═════ Data shown ═════

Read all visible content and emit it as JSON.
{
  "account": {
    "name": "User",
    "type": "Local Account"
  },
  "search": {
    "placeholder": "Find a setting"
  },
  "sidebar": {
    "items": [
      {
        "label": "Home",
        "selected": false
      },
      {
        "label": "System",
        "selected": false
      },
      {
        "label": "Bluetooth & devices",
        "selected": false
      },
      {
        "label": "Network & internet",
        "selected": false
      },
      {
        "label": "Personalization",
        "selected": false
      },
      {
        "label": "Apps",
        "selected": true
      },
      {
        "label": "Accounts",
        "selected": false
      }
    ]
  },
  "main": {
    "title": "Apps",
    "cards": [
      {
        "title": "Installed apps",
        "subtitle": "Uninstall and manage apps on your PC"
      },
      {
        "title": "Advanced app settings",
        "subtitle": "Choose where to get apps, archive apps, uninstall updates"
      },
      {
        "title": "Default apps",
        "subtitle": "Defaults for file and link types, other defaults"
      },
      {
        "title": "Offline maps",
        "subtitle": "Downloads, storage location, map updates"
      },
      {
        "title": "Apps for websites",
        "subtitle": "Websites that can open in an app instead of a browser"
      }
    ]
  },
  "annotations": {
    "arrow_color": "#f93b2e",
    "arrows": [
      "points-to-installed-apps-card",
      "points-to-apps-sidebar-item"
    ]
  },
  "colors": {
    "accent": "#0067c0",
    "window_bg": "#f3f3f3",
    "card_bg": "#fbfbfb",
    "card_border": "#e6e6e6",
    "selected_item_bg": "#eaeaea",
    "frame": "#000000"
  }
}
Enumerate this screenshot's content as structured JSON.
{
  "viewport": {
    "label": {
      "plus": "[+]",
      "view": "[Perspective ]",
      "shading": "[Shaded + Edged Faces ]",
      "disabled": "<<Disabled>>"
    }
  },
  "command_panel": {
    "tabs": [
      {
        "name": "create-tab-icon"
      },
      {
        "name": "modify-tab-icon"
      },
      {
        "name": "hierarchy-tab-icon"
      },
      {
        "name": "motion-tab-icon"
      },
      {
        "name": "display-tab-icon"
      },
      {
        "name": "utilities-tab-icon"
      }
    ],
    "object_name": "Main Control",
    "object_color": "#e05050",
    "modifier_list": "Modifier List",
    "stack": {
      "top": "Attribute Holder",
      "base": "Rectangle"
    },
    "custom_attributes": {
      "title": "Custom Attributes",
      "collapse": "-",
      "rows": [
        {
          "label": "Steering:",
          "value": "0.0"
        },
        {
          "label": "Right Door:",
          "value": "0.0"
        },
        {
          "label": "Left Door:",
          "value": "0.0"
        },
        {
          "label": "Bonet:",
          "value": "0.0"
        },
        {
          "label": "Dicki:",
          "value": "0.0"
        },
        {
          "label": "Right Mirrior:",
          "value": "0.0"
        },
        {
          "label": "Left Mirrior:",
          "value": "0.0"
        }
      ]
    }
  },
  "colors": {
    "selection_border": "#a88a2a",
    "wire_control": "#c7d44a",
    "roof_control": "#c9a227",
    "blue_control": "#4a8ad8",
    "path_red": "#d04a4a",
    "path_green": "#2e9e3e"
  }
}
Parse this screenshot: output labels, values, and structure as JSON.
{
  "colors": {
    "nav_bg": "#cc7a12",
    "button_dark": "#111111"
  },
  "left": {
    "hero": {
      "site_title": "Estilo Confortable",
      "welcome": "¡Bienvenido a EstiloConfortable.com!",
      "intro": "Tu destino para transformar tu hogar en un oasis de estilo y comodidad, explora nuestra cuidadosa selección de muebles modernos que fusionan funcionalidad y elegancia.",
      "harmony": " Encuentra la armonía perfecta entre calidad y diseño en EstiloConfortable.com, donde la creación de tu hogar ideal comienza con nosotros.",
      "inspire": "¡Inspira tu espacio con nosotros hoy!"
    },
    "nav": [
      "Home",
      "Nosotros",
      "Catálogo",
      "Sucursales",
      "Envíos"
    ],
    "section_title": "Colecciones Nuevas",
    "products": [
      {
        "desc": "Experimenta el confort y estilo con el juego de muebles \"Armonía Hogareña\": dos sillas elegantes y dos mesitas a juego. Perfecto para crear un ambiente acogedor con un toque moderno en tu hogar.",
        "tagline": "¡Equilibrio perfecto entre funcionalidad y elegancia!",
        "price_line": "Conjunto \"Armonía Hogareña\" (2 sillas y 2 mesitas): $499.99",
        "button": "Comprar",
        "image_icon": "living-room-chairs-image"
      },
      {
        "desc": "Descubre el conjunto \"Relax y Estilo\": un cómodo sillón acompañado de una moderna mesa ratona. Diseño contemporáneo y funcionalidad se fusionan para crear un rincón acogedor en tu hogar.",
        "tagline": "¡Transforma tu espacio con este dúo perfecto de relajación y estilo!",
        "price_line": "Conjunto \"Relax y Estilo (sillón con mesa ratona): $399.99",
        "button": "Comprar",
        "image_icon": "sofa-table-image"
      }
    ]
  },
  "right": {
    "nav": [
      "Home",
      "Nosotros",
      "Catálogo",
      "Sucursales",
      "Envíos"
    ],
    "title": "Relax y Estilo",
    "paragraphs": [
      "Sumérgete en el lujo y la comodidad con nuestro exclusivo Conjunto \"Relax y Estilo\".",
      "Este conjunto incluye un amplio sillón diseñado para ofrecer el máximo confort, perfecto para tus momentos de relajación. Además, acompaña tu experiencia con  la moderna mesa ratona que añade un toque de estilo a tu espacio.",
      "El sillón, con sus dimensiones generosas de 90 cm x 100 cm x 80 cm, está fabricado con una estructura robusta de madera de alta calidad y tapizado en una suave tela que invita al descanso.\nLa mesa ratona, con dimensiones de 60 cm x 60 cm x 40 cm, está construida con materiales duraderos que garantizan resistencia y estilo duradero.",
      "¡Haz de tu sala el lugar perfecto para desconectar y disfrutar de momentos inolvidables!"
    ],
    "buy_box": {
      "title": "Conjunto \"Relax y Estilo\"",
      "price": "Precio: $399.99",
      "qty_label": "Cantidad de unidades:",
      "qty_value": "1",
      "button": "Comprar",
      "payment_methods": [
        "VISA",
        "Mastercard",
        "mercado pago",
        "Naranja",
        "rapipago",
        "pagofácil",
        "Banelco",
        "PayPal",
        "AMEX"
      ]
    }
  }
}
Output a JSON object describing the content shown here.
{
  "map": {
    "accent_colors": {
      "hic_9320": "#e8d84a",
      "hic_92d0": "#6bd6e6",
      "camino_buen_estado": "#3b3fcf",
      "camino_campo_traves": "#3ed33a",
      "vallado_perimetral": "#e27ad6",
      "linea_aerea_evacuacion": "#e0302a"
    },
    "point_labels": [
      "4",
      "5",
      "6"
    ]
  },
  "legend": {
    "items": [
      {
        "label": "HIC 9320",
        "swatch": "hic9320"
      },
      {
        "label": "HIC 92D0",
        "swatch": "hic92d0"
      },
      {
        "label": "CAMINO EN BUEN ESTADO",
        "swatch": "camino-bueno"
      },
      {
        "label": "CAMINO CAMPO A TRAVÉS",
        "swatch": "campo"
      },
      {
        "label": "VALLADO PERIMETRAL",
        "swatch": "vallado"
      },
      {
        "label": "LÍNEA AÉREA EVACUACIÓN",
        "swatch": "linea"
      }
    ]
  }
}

═════

Transcribe each entry exactly.

= The completed task =
Read all visible content and emit it as JSON.
{
  "account": {
    "name": "User",
    "type": "Local Account"
  },
  "search": {
    "placeholder": "Find a setting"
  },
  "sidebar": {
    "items": [
      {
        "label": "Home",
        "selected": false
      },
      {
        "label": "System",
        "selected": false
      },
      {
        "label": "Bluetooth & devices",
        "selected": false
      },
      {
        "label": "Network & internet",
        "selected": false
      },
      {
        "label": "Personalization",
        "selected": false
      },
      {
        "label": "Apps",
        "selected": true
      },
      {
        "label": "Accounts",
        "selected": false
      }
    ]
  },
  "main": {
    "title": "Apps",
    "cards": [
      {
        "title": "Installed apps",
        "subtitle": "Uninstall and manage apps on your PC"
      },
      {
        "title": "Advanced app settings",
        "subtitle": "Choose where to get apps, archive apps, uninstall updates"
      },
      {
        "title": "Default apps",
        "subtitle": "Defaults for file and link types, other defaults"
      },
      {
        "title": "Offline maps",
        "subtitle": "Downloads, storage location, map updates"
      },
      {
        "title": "Apps for websites",
        "subtitle": "Websites that can open in an app instead of a browser"
      }
    ]
  },
  "annotations": {
    "arrow_color": "#f93b2e",
    "arrows": [
      "points-to-installed-apps-card",
      "points-to-apps-sidebar-item"
    ]
  },
  "colors": {
    "accent": "#0067c0",
    "window_bg": "#f3f3f3",
    "card_bg": "#fbfbfb",
    "card_border": "#e6e6e6",
    "selected_item_bg": "#eaeaea",
    "frame": "#000000"
  }
}
Enumerate this screenshot's content as structured JSON.
{
  "viewport": {
    "label": {
      "plus": "[+]",
      "view": "[Perspective ]",
      "shading": "[Shaded + Edged Faces ]",
      "disabled": "<<Disabled>>"
    }
  },
  "command_panel": {
    "tabs": [
      {
        "name": "create-tab-icon"
      },
      {
        "name": "modify-tab-icon"
      },
      {
        "name": "hierarchy-tab-icon"
      },
      {
        "name": "motion-tab-icon"
      },
      {
        "name": "display-tab-icon"
      },
      {
        "name": "utilities-tab-icon"
      }
    ],
    "object_name": "Main Control",
    "object_color": "#e05050",
    "modifier_list": "Modifier List",
    "stack": {
      "top": "Attribute Holder",
      "base": "Rectangle"
    },
    "custom_attributes": {
      "title": "Custom Attributes",
      "collapse": "-",
      "rows": [
        {
          "label": "Steering:",
          "value": "0.0"
        },
        {
          "label": "Right Door:",
          "value": "0.0"
        },
        {
          "label": "Left Door:",
          "value": "0.0"
        },
        {
          "label": "Bonet:",
          "value": "0.0"
        },
        {
          "label": "Dicki:",
          "value": "0.0"
        },
        {
          "label": "Right Mirrior:",
          "value": "0.0"
        },
        {
          "label": "Left Mirrior:",
          "value": "0.0"
        }
      ]
    }
  },
  "colors": {
    "selection_border": "#a88a2a",
    "wire_control": "#c7d44a",
    "roof_control": "#c9a227",
    "blue_control": "#4a8ad8",
    "path_red": "#d04a4a",
    "path_green": "#2e9e3e"
  }
}
Parse this screenshot: output labels, values, and structure as JSON.
{
  "colors": {
    "nav_bg": "#cc7a12",
    "button_dark": "#111111"
  },
  "left": {
    "hero": {
      "site_title": "Estilo Confortable",
      "welcome": "¡Bienvenido a EstiloConfortable.com!",
      "intro": "Tu destino para transformar tu hogar en un oasis de estilo y comodidad, explora nuestra cuidadosa selección de muebles modernos que fusionan funcionalidad y elegancia.",
      "harmony": " Encuentra la armonía perfecta entre calidad y diseño en EstiloConfortable.com, donde la creación de tu hogar ideal comienza con nosotros.",
      "inspire": "¡Inspira tu espacio con nosotros hoy!"
    },
    "nav": [
      "Home",
      "Nosotros",
      "Catálogo",
      "Sucursales",
      "Envíos"
    ],
    "section_title": "Colecciones Nuevas",
    "products": [
      {
        "desc": "Experimenta el confort y estilo con el juego de muebles \"Armonía Hogareña\": dos sillas elegantes y dos mesitas a juego. Perfecto para crear un ambiente acogedor con un toque moderno en tu hogar.",
        "tagline": "¡Equilibrio perfecto entre funcionalidad y elegancia!",
        "price_line": "Conjunto \"Armonía Hogareña\" (2 sillas y 2 mesitas): $499.99",
        "button": "Comprar",
        "image_icon": "living-room-chairs-image"
      },
      {
        "desc": "Descubre el conjunto \"Relax y Estilo\": un cómodo sillón acompañado de una moderna mesa ratona. Diseño contemporáneo y funcionalidad se fusionan para crear un rincón acogedor en tu hogar.",
        "tagline": "¡Transforma tu espacio con este dúo perfecto de relajación y estilo!",
        "price_line": "Conjunto \"Relax y Estilo (sillón con mesa ratona): $399.99",
        "button": "Comprar",
        "image_icon": "sofa-table-image"
      }
    ]
  },
  "right": {
    "nav": [
      "Home",
      "Nosotros",
      "Catálogo",
      "Sucursales",
      "Envíos"
    ],
    "title": "Relax y Estilo",
    "paragraphs": [
      "Sumérgete en el lujo y la comodidad con nuestro exclusivo Conjunto \"Relax y Estilo\".",
      "Este conjunto incluye un amplio sillón diseñado para ofrecer el máximo confort, perfecto para tus momentos de relajación. Además, acompaña tu experiencia con  la moderna mesa ratona que añade un toque de estilo a tu espacio.",
      "El sillón, con sus dimensiones generosas de 90 cm x 100 cm x 80 cm, está fabricado con una estructura robusta de madera de alta calidad y tapizado en una suave tela que invita al descanso.\nLa mesa ratona, con dimensiones de 60 cm x 60 cm x 40 cm, está construida con materiales duraderos que garantizan resistencia y estilo duradero.",
      "¡Haz de tu sala el lugar perfecto para desconectar y disfrutar de momentos inolvidables!"
    ],
    "buy_box": {
      "title": "Conjunto \"Relax y Estilo\"",
      "price": "Precio: $399.99",
      "qty_label": "Cantidad de unidades:",
      "qty_value": "1",
      "button": "Comprar",
      "payment_methods": [
        "VISA",
        "Mastercard",
        "mercado pago",
        "Naranja",
        "rapipago",
        "pagofácil",
        "Banelco",
        "PayPal",
        "AMEX"
      ]
    }
  }
}
Output a JSON object describing the content shown here.
{
  "map": {
    "accent_colors": {
      "hic_9320": "#e8d84a",
      "hic_92d0": "#6bd6e6",
      "camino_buen_estado": "#3b3fcf",
      "camino_campo_traves": "#3ed33a",
      "vallado_perimetral": "#e27ad6",
      "linea_aerea_evacuacion": "#e0302a"
    },
    "point_labels": [
      "4",
      "5",
      "6"
    ]
  },
  "legend": {
    "items": [
      {
        "label": "HIC 9320",
        "swatch": "hic9320"
      },
      {
        "label": "HIC 92D0",
        "swatch": "hic92d0"
      },
      {
        "label": "CAMINO EN BUEN ESTADO",
        "swatch": "camino-bueno"
      },
      {
        "label": "CAMINO CAMPO A TRAVÉS",
        "swatch": "campo"
      },
      {
        "label": "VALLADO PERIMETRAL",
        "swatch": "vallado"
      },
      {
        "label": "LÍNEA AÉREA EVACUACIÓN",
        "swatch": "linea"
      }
    ]
  }
}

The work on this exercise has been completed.